Task requirements: Print all the data, keeping every line exactly as it is.

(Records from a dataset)
▬▬▬
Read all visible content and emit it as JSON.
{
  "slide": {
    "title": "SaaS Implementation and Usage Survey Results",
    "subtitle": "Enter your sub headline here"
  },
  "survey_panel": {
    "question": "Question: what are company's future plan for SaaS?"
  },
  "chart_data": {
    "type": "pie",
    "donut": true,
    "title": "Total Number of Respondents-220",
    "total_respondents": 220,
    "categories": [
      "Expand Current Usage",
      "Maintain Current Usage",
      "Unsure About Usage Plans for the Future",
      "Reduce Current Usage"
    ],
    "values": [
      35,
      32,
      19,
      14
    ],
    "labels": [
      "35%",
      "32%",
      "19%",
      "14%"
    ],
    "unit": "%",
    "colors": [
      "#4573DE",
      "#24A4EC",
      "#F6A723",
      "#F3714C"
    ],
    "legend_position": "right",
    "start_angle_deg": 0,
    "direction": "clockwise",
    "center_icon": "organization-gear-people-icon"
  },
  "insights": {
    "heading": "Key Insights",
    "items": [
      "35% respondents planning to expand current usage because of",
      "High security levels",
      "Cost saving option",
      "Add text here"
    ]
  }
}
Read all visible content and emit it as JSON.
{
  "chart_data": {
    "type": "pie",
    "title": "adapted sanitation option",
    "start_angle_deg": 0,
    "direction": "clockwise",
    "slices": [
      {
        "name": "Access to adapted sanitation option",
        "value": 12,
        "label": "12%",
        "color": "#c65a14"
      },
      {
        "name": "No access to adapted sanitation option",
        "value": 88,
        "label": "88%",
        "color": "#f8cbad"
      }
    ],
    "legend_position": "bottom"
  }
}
▬▬▬
Complete output:
Read all visible content and emit it as JSON.
{
  "slide": {
    "title": "SaaS Implementation and Usage Survey Results",
    "subtitle": "Enter your sub headline here"
  },
  "survey_panel": {
    "question": "Question: what are company's future plan for SaaS?"
  },
  "chart_data": {
    "type": "pie",
    "donut": true,
    "title": "Total Number of Respondents-220",
    "total_respondents": 220,
    "categories": [
      "Expand Current Usage",
      "Maintain Current Usage",
      "Unsure About Usage Plans for the Future",
      "Reduce Current Usage"
    ],
    "values": [
      35,
      32,
      19,
      14
    ],
    "labels": [
      "35%",
      "32%",
      "19%",
      "14%"
    ],
    "unit": "%",
    "colors": [
      "#4573DE",
      "#24A4EC",
      "#F6A723",
      "#F3714C"
    ],
    "legend_position": "right",
    "start_angle_deg": 0,
    "direction": "clockwise",
    "center_icon": "organization-gear-people-icon"
  },
  "insights": {
    "heading": "Key Insights",
    "items": [
      "35% respondents planning to expand current usage because of",
      "High security levels",
      "Cost saving option",
      "Add text here"
    ]
  }
}
Read all visible content and emit it as JSON.
{
  "chart_data": {
    "type": "pie",
    "title": "adapted sanitation option",
    "start_angle_deg": 0,
    "direction": "clockwise",
    "slices": [
      {
        "name": "Access to adapted sanitation option",
        "value": 12,
        "label": "12%",
        "color": "#c65a14"
      },
      {
        "name": "No access to adapted sanitation option",
        "value": 88,
        "label": "88%",
        "color": "#f8cbad"
      }
    ],
    "legend_position": "bottom"
  }
}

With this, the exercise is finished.